**Goal:** Reproduce all of the records exactly.
--- Supplied records ---
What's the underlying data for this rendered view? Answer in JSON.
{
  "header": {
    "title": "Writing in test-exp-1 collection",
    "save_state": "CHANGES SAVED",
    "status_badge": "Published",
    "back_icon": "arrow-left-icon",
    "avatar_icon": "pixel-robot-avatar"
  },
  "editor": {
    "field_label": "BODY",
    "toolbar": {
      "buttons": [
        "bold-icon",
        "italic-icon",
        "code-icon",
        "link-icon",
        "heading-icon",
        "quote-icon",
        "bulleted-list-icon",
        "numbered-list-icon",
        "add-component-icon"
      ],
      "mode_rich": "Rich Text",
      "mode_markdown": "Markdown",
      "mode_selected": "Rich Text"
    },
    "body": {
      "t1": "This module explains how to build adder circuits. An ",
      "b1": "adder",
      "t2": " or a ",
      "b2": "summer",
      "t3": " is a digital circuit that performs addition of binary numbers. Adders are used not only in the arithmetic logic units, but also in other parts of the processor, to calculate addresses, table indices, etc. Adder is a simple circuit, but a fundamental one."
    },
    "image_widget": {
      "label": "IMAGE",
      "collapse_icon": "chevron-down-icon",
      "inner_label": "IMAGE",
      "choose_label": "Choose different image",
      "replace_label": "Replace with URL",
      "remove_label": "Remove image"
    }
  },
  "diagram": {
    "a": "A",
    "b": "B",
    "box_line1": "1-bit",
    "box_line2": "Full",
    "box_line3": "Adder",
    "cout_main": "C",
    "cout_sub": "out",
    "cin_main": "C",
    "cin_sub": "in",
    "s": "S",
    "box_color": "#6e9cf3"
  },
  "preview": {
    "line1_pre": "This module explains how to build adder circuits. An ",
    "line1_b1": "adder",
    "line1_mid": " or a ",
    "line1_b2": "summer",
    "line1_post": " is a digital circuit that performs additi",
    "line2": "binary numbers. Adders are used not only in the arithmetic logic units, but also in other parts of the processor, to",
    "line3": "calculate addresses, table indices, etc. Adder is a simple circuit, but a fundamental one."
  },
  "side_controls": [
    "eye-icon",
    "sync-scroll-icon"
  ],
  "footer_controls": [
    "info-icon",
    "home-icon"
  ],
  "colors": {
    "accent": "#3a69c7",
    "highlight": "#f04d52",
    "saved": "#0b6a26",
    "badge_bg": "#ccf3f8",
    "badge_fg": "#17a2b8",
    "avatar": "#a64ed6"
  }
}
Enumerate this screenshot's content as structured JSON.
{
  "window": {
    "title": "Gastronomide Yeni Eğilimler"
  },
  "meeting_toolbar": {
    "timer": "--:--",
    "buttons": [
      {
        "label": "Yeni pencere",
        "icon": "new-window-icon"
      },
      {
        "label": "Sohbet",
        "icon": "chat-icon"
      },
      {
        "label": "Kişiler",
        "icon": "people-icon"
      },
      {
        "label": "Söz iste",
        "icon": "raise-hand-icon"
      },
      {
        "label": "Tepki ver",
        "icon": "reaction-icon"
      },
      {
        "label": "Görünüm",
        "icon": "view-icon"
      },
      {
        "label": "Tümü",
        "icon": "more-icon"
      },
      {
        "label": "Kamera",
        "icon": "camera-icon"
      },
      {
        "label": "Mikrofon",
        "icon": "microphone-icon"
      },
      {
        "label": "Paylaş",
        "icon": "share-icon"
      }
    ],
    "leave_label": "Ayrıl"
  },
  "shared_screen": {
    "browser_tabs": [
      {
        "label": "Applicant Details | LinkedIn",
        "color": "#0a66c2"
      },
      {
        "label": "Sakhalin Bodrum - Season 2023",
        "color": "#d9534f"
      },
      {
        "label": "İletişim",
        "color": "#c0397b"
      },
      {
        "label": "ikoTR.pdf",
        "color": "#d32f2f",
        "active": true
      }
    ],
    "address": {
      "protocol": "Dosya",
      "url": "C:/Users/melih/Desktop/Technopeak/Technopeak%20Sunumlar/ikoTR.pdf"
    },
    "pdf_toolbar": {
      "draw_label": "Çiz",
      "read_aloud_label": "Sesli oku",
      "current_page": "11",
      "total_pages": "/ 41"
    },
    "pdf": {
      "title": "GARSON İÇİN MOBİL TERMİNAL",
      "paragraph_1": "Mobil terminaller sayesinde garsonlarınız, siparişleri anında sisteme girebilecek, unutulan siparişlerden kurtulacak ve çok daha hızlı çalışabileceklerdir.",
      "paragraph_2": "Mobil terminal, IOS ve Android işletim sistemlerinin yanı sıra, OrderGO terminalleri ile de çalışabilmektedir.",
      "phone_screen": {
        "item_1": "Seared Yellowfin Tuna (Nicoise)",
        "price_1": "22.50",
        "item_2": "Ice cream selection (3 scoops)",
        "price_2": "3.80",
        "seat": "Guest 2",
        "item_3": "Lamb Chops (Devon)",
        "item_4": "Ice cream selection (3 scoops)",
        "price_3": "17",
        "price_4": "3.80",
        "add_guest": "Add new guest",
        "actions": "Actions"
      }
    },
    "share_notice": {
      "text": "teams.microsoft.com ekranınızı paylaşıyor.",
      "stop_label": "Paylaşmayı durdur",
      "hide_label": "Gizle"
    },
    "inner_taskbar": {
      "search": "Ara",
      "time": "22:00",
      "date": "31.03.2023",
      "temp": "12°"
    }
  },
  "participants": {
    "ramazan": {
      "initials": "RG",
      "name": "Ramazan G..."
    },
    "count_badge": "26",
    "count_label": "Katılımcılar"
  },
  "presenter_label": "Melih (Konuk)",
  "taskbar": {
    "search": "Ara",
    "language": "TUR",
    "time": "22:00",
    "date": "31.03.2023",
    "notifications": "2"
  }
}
---
**Output of the task:**
What's the underlying data for this rendered view? Answer in JSON.
{
  "header": {
    "title": "Writing in test-exp-1 collection",
    "save_state": "CHANGES SAVED",
    "status_badge": "Published",
    "back_icon": "arrow-left-icon",
    "avatar_icon": "pixel-robot-avatar"
  },
  "editor": {
    "field_label": "BODY",
    "toolbar": {
      "buttons": [
        "bold-icon",
        "italic-icon",
        "code-icon",
        "link-icon",
        "heading-icon",
        "quote-icon",
        "bulleted-list-icon",
        "numbered-list-icon",
        "add-component-icon"
      ],
      "mode_rich": "Rich Text",
      "mode_markdown": "Markdown",
      "mode_selected": "Rich Text"
    },
    "body": {
      "t1": "This module explains how to build adder circuits. An ",
      "b1": "adder",
      "t2": " or a ",
      "b2": "summer",
      "t3": " is a digital circuit that performs addition of binary numbers. Adders are used not only in the arithmetic logic units, but also in other parts of the processor, to calculate addresses, table indices, etc. Adder is a simple circuit, but a fundamental one."
    },
    "image_widget": {
      "label": "IMAGE",
      "collapse_icon": "chevron-down-icon",
      "inner_label": "IMAGE",
      "choose_label": "Choose different image",
      "replace_label": "Replace with URL",
      "remove_label": "Remove image"
    }
  },
  "diagram": {
    "a": "A",
    "b": "B",
    "box_line1": "1-bit",
    "box_line2": "Full",
    "box_line3": "Adder",
    "cout_main": "C",
    "cout_sub": "out",
    "cin_main": "C",
    "cin_sub": "in",
    "s": "S",
    "box_color": "#6e9cf3"
  },
  "preview": {
    "line1_pre": "This module explains how to build adder circuits. An ",
    "line1_b1": "adder",
    "line1_mid": " or a ",
    "line1_b2": "summer",
    "line1_post": " is a digital circuit that performs additi",
    "line2": "binary numbers. Adders are used not only in the arithmetic logic units, but also in other parts of the processor, to",
    "line3": "calculate addresses, table indices, etc. Adder is a simple circuit, but a fundamental one."
  },
  "side_controls": [
    "eye-icon",
    "sync-scroll-icon"
  ],
  "footer_controls": [
    "info-icon",
    "home-icon"
  ],
  "colors": {
    "accent": "#3a69c7",
    "highlight": "#f04d52",
    "saved": "#0b6a26",
    "badge_bg": "#ccf3f8",
    "badge_fg": "#17a2b8",
    "avatar": "#a64ed6"
  }
}
Enumerate this screenshot's content as structured JSON.
{
  "window": {
    "title": "Gastronomide Yeni Eğilimler"
  },
  "meeting_toolbar": {
    "timer": "--:--",
    "buttons": [
      {
        "label": "Yeni pencere",
        "icon": "new-window-icon"
      },
      {
        "label": "Sohbet",
        "icon": "chat-icon"
      },
      {
        "label": "Kişiler",
        "icon": "people-icon"
      },
      {
        "label": "Söz iste",
        "icon": "raise-hand-icon"
      },
      {
        "label": "Tepki ver",
        "icon": "reaction-icon"
      },
      {
        "label": "Görünüm",
        "icon": "view-icon"
      },
      {
        "label": "Tümü",
        "icon": "more-icon"
      },
      {
        "label": "Kamera",
        "icon": "camera-icon"
      },
      {
        "label": "Mikrofon",
        "icon": "microphone-icon"
      },
      {
        "label": "Paylaş",
        "icon": "share-icon"
      }
    ],
    "leave_label": "Ayrıl"
  },
  "shared_screen": {
    "browser_tabs": [
      {
        "label": "Applicant Details | LinkedIn",
        "color": "#0a66c2"
      },
      {
        "label": "Sakhalin Bodrum - Season 2023",
        "color": "#d9534f"
      },
      {
        "label": "İletişim",
        "color": "#c0397b"
      },
      {
        "label": "ikoTR.pdf",
        "color": "#d32f2f",
        "active": true
      }
    ],
    "address": {
      "protocol": "Dosya",
      "url": "C:/Users/melih/Desktop/Technopeak/Technopeak%20Sunumlar/ikoTR.pdf"
    },
    "pdf_toolbar": {
      "draw_label": "Çiz",
      "read_aloud_label": "Sesli oku",
      "current_page": "11",
      "total_pages": "/ 41"
    },
    "pdf": {
      "title": "GARSON İÇİN MOBİL TERMİNAL",
      "paragraph_1": "Mobil terminaller sayesinde garsonlarınız, siparişleri anında sisteme girebilecek, unutulan siparişlerden kurtulacak ve çok daha hızlı çalışabileceklerdir.",
      "paragraph_2": "Mobil terminal, IOS ve Android işletim sistemlerinin yanı sıra, OrderGO terminalleri ile de çalışabilmektedir.",
      "phone_screen": {
        "item_1": "Seared Yellowfin Tuna (Nicoise)",
        "price_1": "22.50",
        "item_2": "Ice cream selection (3 scoops)",
        "price_2": "3.80",
        "seat": "Guest 2",
        "item_3": "Lamb Chops (Devon)",
        "item_4": "Ice cream selection (3 scoops)",
        "price_3": "17",
        "price_4": "3.80",
        "add_guest": "Add new guest",
        "actions": "Actions"
      }
    },
    "share_notice": {
      "text": "teams.microsoft.com ekranınızı paylaşıyor.",
      "stop_label": "Paylaşmayı durdur",
      "hide_label": "Gizle"
    },
    "inner_taskbar": {
      "search": "Ara",
      "time": "22:00",
      "date": "31.03.2023",
      "temp": "12°"
    }
  },
  "participants": {
    "ramazan": {
      "initials": "RG",
      "name": "Ramazan G..."
    },
    "count_badge": "26",
    "count_label": "Katılımcılar"
  },
  "presenter_label": "Melih (Konuk)",
  "taskbar": {
    "search": "Ara",
    "language": "TUR",
    "time": "22:00",
    "date": "31.03.2023",
    "notifications": "2"
  }
}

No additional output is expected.